Stated exercise:
Every record that follows should be printed verbatim.

━━━━━ Data for this task

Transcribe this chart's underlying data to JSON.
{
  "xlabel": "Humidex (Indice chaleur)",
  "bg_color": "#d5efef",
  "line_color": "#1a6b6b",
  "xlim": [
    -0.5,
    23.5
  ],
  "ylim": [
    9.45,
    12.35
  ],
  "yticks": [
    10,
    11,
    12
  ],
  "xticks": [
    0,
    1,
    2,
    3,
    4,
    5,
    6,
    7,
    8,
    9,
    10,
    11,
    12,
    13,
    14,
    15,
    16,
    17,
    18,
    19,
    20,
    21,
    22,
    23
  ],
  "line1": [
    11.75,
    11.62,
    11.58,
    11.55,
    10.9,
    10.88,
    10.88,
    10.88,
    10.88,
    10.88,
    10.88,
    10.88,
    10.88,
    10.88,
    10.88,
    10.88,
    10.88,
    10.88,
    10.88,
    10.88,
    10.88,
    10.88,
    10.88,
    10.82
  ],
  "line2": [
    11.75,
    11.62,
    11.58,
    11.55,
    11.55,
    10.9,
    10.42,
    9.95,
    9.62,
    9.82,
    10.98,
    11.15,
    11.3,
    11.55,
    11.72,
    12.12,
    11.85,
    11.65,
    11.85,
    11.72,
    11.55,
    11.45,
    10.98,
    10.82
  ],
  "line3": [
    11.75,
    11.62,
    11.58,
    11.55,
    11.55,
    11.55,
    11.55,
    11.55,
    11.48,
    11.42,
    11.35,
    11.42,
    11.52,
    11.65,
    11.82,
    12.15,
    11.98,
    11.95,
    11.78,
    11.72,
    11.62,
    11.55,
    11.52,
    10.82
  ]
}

━━━━━━━━━━

Final result:
Transcribe this chart's underlying data to JSON.
{
  "xlabel": "Humidex (Indice chaleur)",
  "bg_color": "#d5efef",
  "line_color": "#1a6b6b",
  "xlim": [
    -0.5,
    23.5
  ],
  "ylim": [
    9.45,
    12.35
  ],
  "yticks": [
    10,
    11,
    12
  ],
  "xticks": [
    0,
    1,
    2,
    3,
    4,
    5,
    6,
    7,
    8,
    9,
    10,
    11,
    12,
    13,
    14,
    15,
    16,
    17,
    18,
    19,
    20,
    21,
    22,
    23
  ],
  "line1": [
    11.75,
    11.62,
    11.58,
    11.55,
    10.9,
    10.88,
    10.88,
    10.88,
    10.88,
    10.88,
    10.88,
    10.88,
    10.88,
    10.88,
    10.88,
    10.88,
    10.88,
    10.88,
    10.88,
    10.88,
    10.88,
    10.88,
    10.88,
    10.82
  ],
  "line2": [
    11.75,
    11.62,
    11.58,
    11.55,
    11.55,
    10.9,
    10.42,
    9.95,
    9.62,
    9.82,
    10.98,
    11.15,
    11.3,
    11.55,
    11.72,
    12.12,
    11.85,
    11.65,
    11.85,
    11.72,
    11.55,
    11.45,
    10.98,
    10.82
  ],
  "line3": [
    11.75,
    11.62,
    11.58,
    11.55,
    11.55,
    11.55,
    11.55,
    11.55,
    11.48,
    11.42,
    11.35,
    11.42,
    11.52,
    11.65,
    11.82,
    12.15,
    11.98,
    11.95,
    11.78,
    11.72,
    11.62,
    11.55,
    11.52,
    10.82
  ]
}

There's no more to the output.